Stored records:
----------

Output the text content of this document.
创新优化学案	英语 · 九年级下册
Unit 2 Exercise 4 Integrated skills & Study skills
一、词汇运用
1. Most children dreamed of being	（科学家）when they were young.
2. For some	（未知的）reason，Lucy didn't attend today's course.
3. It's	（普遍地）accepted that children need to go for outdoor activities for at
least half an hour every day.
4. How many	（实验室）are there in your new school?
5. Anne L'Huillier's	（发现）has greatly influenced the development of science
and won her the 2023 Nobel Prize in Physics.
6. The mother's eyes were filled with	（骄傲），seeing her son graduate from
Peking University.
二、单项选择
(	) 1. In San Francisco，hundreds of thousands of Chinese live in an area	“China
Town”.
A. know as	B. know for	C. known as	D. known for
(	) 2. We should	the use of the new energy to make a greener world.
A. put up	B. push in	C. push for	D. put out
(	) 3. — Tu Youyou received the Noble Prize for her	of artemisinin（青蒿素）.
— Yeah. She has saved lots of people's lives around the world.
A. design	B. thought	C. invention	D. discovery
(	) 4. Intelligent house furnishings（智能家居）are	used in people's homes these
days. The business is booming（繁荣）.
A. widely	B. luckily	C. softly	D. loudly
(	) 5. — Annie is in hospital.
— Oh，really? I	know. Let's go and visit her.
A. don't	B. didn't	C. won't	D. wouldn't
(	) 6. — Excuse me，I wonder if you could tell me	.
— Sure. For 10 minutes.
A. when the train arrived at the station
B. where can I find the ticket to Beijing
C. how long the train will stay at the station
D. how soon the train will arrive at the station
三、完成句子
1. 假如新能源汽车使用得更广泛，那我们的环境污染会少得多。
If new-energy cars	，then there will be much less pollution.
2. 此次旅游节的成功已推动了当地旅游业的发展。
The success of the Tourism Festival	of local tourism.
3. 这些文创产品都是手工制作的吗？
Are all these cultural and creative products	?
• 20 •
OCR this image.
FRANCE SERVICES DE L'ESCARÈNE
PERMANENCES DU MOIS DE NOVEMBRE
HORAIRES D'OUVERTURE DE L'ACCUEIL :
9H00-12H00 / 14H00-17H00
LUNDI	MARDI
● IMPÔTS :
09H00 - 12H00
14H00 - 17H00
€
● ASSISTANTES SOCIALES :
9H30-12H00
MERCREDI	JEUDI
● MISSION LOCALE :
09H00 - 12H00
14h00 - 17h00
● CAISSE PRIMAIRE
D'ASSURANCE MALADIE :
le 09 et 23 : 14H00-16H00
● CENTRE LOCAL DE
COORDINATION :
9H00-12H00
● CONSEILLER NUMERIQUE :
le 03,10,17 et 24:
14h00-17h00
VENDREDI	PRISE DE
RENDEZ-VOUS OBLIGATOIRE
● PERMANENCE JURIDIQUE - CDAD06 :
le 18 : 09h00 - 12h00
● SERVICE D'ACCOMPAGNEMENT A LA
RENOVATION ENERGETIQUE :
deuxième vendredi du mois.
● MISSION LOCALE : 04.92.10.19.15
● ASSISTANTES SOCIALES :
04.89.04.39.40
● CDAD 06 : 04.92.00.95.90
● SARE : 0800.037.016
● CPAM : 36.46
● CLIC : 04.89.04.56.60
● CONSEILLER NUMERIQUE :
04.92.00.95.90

----------

== Aim of the exercise ==
Each line of the material above needs to be quoted exactly, please.

== Exercise answer ==
Output the text content of this document.
创新优化学案	英语 · 九年级下册
Unit 2 Exercise 4 Integrated skills & Study skills
一、词汇运用
1. Most children dreamed of being	（科学家）when they were young.
2. For some	（未知的）reason，Lucy didn't attend today's course.
3. It's	（普遍地）accepted that children need to go for outdoor activities for at
least half an hour every day.
4. How many	（实验室）are there in your new school?
5. Anne L'Huillier's	（发现）has greatly influenced the development of science
and won her the 2023 Nobel Prize in Physics.
6. The mother's eyes were filled with	（骄傲），seeing her son graduate from
Peking University.
二、单项选择
(	) 1. In San Francisco，hundreds of thousands of Chinese live in an area	“China
Town”.
A. know as	B. know for	C. known as	D. known for
(	) 2. We should	the use of the new energy to make a greener world.
A. put up	B. push in	C. push for	D. put out
(	) 3. — Tu Youyou received the Noble Prize for her	of artemisinin（青蒿素）.
— Yeah. She has saved lots of people's lives around the world.
A. design	B. thought	C. invention	D. discovery
(	) 4. Intelligent house furnishings（智能家居）are	used in people's homes these
days. The business is booming（繁荣）.
A. widely	B. luckily	C. softly	D. loudly
(	) 5. — Annie is in hospital.
— Oh，really? I	know. Let's go and visit her.
A. don't	B. didn't	C. won't	D. wouldn't
(	) 6. — Excuse me，I wonder if you could tell me	.
— Sure. For 10 minutes.
A. when the train arrived at the station
B. where can I find the ticket to Beijing
C. how long the train will stay at the station
D. how soon the train will arrive at the station
三、完成句子
1. 假如新能源汽车使用得更广泛，那我们的环境污染会少得多。
If new-energy cars	，then there will be much less pollution.
2. 此次旅游节的成功已推动了当地旅游业的发展。
The success of the Tourism Festival	of local tourism.
3. 这些文创产品都是手工制作的吗？
Are all these cultural and creative products	?
• 20 •
OCR this image.
FRANCE SERVICES DE L'ESCARÈNE
PERMANENCES DU MOIS DE NOVEMBRE
HORAIRES D'OUVERTURE DE L'ACCUEIL :
9H00-12H00 / 14H00-17H00
LUNDI	MARDI
● IMPÔTS :
09H00 - 12H00
14H00 - 17H00
€
● ASSISTANTES SOCIALES :
9H30-12H00
MERCREDI	JEUDI
● MISSION LOCALE :
09H00 - 12H00
14h00 - 17h00
● CAISSE PRIMAIRE
D'ASSURANCE MALADIE :
le 09 et 23 : 14H00-16H00
● CENTRE LOCAL DE
COORDINATION :
9H00-12H00
● CONSEILLER NUMERIQUE :
le 03,10,17 et 24:
14h00-17h00
VENDREDI	PRISE DE
RENDEZ-VOUS OBLIGATOIRE
● PERMANENCE JURIDIQUE - CDAD06 :
le 18 : 09h00 - 12h00
● SERVICE D'ACCOMPAGNEMENT A LA
RENOVATION ENERGETIQUE :
deuxième vendredi du mois.
● MISSION LOCALE : 04.92.10.19.15
● ASSISTANTES SOCIALES :
04.89.04.39.40
● CDAD 06 : 04.92.00.95.90
● SARE : 0800.037.016
● CPAM : 36.46
● CLIC : 04.89.04.56.60
● CONSEILLER NUMERIQUE :
04.92.00.95.90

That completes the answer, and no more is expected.